[A block of data]
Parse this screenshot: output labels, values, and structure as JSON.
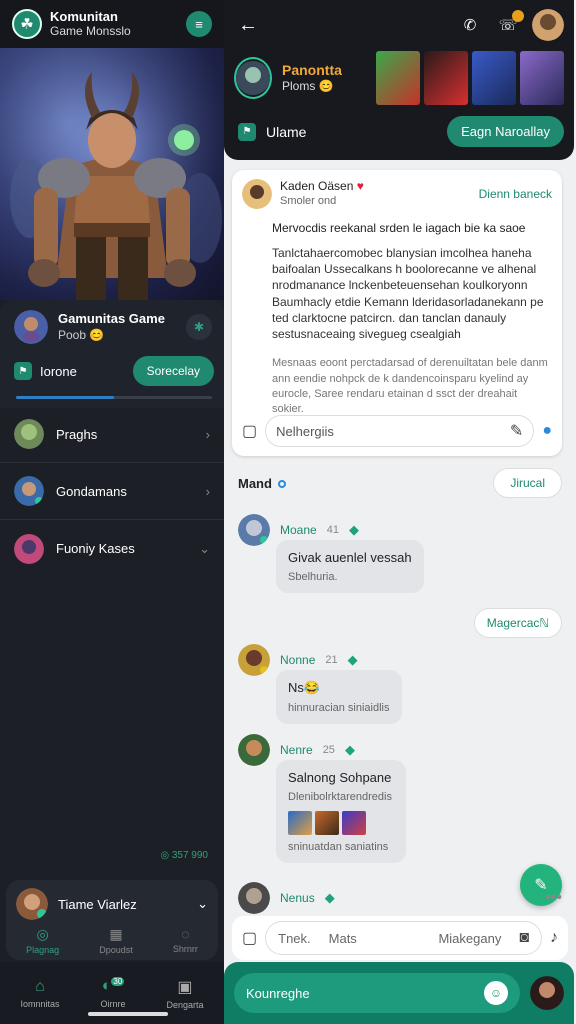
{
  "left": {
    "app_title": "Komunitan",
    "app_subtitle": "Game Monsslo",
    "card": {
      "name": "Gamunitas Game",
      "sub": "Poob 😊",
      "row_label": "Iorone",
      "row_button": "Sorecelay",
      "progress": 0.5
    },
    "items": [
      {
        "label": "Praghs"
      },
      {
        "label": "Gondamans"
      },
      {
        "label": "Fuoniy Kases"
      }
    ],
    "count_label": "◎ 357 990",
    "footer_name": "Tiame Viarlez",
    "footer_tabs": [
      "Plagnag",
      "Dpoudst",
      "Shrnrr"
    ],
    "nav": [
      "Iomnnitas",
      "Oirnre",
      "Dengarta"
    ],
    "nav_badge": "30"
  },
  "right": {
    "profile_name": "Panontta",
    "profile_sub": "Ploms 😊",
    "action_label": "Ulame",
    "action_button": "Eagn Naroallay",
    "post": {
      "author": "Kaden Oäsen",
      "author_sub": "Smoler ond",
      "follow": "Dienn baneck",
      "line1": "Mervocdis reekanal srden le iagach bie ka saoe",
      "para": "Tanlctahaercomobec blanysian imcolhea haneha baifoalan Ussecalkans h boolorecanne ve alhenal nrodmanance lnckenbeteuensehan koulkoryonn Baumhacly etdie Kemann lderidasorladanekann pe ted clarktocne patcircn. dan tanclan danauly sestusnaceaing sivegueg csealgiah",
      "para2": "Mesnaas eoont perctadarsad of derenuiltatan bele danm ann eendie nohpck de k dandencoinsparu kyelind ay eurocle, Saree rendaru etainan d ssct der dreahait sokier.",
      "input_placeholder": "Nelhergiis"
    },
    "section_title": "Mand",
    "section_button": "Jirucal",
    "messages": [
      {
        "name": "Moane",
        "time": "41",
        "text": "Givak auenlel vessah",
        "sub": "Sbelhuria."
      },
      {
        "name": "Nonne",
        "time": "21",
        "text": "Ns😂",
        "sub": "hinnuracian siniaidlis"
      },
      {
        "name": "Nenre",
        "time": "25",
        "text": "Salnong Sohpane",
        "sub": "Dlenibolrktarendredis",
        "sub2": "sninuatdan saniatins"
      },
      {
        "name": "Nenus",
        "time": ""
      }
    ],
    "reply_pill": "Magercacℕ",
    "compose": {
      "a": "Tnek.",
      "b": "Mats",
      "c": "Miakegany"
    },
    "bottom_field": "Kounreghe"
  }
}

— WHAT TO DO —
Can you repeat every record above exactly, apart from the pictures?

— ANSWER TO THE EXERCISE —
Parse this screenshot: output labels, values, and structure as JSON.
{
  "left": {
    "app_title": "Komunitan",
    "app_subtitle": "Game Monsslo",
    "card": {
      "name": "Gamunitas Game",
      "sub": "Poob 😊",
      "row_label": "Iorone",
      "row_button": "Sorecelay",
      "progress": 0.5
    },
    "items": [
      {
        "label": "Praghs"
      },
      {
        "label": "Gondamans"
      },
      {
        "label": "Fuoniy Kases"
      }
    ],
    "count_label": "◎ 357 990",
    "footer_name": "Tiame Viarlez",
    "footer_tabs": [
      "Plagnag",
      "Dpoudst",
      "Shrnrr"
    ],
    "nav": [
      "Iomnnitas",
      "Oirnre",
      "Dengarta"
    ],
    "nav_badge": "30"
  },
  "right": {
    "profile_name": "Panontta",
    "profile_sub": "Ploms 😊",
    "action_label": "Ulame",
    "action_button": "Eagn Naroallay",
    "post": {
      "author": "Kaden Oäsen",
      "author_sub": "Smoler ond",
      "follow": "Dienn baneck",
      "line1": "Mervocdis reekanal srden le iagach bie ka saoe",
      "para": "Tanlctahaercomobec blanysian imcolhea haneha baifoalan Ussecalkans h boolorecanne ve alhenal nrodmanance lnckenbeteuensehan koulkoryonn Baumhacly etdie Kemann lderidasorladanekann pe ted clarktocne patcircn. dan tanclan danauly sestusnaceaing sivegueg csealgiah",
      "para2": "Mesnaas eoont perctadarsad of derenuiltatan bele danm ann eendie nohpck de k dandencoinsparu kyelind ay eurocle, Saree rendaru etainan d ssct der dreahait sokier.",
      "input_placeholder": "Nelhergiis"
    },
    "section_title": "Mand",
    "section_button": "Jirucal",
    "messages": [
      {
        "name": "Moane",
        "time": "41",
        "text": "Givak auenlel vessah",
        "sub": "Sbelhuria."
      },
      {
        "name": "Nonne",
        "time": "21",
        "text": "Ns😂",
        "sub": "hinnuracian siniaidlis"
      },
      {
        "name": "Nenre",
        "time": "25",
        "text": "Salnong Sohpane",
        "sub": "Dlenibolrktarendredis",
        "sub2": "sninuatdan saniatins"
      },
      {
        "name": "Nenus",
        "time": ""
      }
    ],
    "reply_pill": "Magercacℕ",
    "compose": {
      "a": "Tnek.",
      "b": "Mats",
      "c": "Miakegany"
    },
    "bottom_field": "Kounreghe"
  }
}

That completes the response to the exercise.